Set problem: Pick out every line in the items below that contains the string "Maks" and copy each of those lines.

(Dataset records)
● ● ● ● ● ● ●

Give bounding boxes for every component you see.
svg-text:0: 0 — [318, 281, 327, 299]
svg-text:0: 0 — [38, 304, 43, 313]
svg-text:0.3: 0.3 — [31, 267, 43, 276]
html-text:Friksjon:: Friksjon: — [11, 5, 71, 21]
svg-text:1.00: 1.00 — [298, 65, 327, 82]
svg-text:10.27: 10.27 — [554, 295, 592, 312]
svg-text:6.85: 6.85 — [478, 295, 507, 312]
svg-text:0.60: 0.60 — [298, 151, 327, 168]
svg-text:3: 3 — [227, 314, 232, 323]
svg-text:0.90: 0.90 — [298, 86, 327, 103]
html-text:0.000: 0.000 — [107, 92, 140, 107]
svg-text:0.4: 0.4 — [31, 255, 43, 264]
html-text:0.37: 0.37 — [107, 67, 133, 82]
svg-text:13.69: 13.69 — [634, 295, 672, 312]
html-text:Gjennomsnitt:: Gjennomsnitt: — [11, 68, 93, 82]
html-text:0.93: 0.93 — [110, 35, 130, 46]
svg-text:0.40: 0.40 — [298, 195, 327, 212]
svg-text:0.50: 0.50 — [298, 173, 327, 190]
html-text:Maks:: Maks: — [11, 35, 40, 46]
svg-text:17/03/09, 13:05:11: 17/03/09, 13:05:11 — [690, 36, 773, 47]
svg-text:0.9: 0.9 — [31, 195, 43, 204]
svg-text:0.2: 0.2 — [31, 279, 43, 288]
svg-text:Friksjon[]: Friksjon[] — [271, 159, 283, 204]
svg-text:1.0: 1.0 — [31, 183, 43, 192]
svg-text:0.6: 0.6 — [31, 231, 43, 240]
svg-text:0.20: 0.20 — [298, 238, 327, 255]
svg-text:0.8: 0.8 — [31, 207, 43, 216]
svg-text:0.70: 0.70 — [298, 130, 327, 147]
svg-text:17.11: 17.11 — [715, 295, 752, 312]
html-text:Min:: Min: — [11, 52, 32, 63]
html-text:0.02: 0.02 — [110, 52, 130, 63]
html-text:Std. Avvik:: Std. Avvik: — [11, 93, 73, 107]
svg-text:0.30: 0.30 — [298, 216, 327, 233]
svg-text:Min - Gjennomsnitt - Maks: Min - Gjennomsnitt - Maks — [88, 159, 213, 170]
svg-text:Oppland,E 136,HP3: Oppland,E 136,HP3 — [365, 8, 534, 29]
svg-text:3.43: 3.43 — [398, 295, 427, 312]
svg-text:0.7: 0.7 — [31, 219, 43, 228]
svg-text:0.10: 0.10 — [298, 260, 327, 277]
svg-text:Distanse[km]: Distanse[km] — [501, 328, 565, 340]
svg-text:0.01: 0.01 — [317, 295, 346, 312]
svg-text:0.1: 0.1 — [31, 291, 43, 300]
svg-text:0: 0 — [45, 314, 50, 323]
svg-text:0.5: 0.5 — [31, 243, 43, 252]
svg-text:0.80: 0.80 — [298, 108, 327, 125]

● ● ● ● ● ● ●

Reply to the task:
html-text:Maks:: Maks: — [11, 35, 40, 46]
svg-text:Min - Gjennomsnitt - Maks: Min - Gjennomsnitt - Maks — [88, 159, 213, 170]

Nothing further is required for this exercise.